Start RECORDS SHOWN

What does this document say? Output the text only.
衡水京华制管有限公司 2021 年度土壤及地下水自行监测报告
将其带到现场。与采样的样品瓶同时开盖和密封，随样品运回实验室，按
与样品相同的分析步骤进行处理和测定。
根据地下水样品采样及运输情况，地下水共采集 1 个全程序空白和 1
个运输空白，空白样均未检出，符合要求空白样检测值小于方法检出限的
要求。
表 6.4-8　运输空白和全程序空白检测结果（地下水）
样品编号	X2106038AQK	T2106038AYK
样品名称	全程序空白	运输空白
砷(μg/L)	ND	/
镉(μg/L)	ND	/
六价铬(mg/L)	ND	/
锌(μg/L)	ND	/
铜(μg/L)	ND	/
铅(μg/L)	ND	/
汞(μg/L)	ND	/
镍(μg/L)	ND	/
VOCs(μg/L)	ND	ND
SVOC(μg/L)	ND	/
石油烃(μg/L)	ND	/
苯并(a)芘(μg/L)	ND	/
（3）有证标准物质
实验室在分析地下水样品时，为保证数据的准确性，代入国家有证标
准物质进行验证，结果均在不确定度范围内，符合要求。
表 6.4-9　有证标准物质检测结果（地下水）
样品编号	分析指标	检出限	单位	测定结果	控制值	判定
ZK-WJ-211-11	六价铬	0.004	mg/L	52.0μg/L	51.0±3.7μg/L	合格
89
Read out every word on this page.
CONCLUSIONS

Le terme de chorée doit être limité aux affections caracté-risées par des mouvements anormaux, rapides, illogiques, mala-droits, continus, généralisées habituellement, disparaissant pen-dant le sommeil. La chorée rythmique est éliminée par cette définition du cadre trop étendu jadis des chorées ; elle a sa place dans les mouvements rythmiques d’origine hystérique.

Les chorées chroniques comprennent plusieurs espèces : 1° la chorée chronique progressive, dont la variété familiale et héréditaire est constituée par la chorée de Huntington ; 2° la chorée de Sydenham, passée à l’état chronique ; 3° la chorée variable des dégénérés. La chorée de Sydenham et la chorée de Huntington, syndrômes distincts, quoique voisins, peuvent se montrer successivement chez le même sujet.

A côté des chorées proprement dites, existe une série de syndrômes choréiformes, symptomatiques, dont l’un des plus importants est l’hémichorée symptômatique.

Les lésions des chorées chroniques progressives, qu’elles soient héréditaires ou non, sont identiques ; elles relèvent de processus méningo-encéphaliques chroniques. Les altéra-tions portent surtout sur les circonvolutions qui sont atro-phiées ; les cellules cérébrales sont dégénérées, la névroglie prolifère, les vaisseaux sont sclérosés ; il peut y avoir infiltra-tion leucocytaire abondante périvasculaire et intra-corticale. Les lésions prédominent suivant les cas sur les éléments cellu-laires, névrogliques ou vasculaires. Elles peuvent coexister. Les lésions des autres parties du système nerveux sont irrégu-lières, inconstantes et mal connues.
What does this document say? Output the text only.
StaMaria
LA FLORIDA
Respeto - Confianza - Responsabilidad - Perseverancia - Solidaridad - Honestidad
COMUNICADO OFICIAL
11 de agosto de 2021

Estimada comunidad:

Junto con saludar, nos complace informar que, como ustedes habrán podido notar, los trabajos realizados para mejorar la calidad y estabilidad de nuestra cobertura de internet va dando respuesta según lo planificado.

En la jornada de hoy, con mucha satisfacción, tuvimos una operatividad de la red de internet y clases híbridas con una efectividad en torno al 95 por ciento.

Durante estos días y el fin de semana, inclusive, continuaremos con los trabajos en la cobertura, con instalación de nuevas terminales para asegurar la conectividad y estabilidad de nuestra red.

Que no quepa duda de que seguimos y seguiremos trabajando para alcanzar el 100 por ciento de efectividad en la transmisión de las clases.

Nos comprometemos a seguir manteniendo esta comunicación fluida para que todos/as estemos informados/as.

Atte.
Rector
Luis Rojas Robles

End RECORDS SHOWN

## SHORT PROBLEM
List every line above that holds the word "样品编号".

## SOLUTION FOR THIS EXERCISE
样品编号	X2106038AQK	T2106038AYK
样品编号	分析指标	检出限	单位	测定结果	控制值	判定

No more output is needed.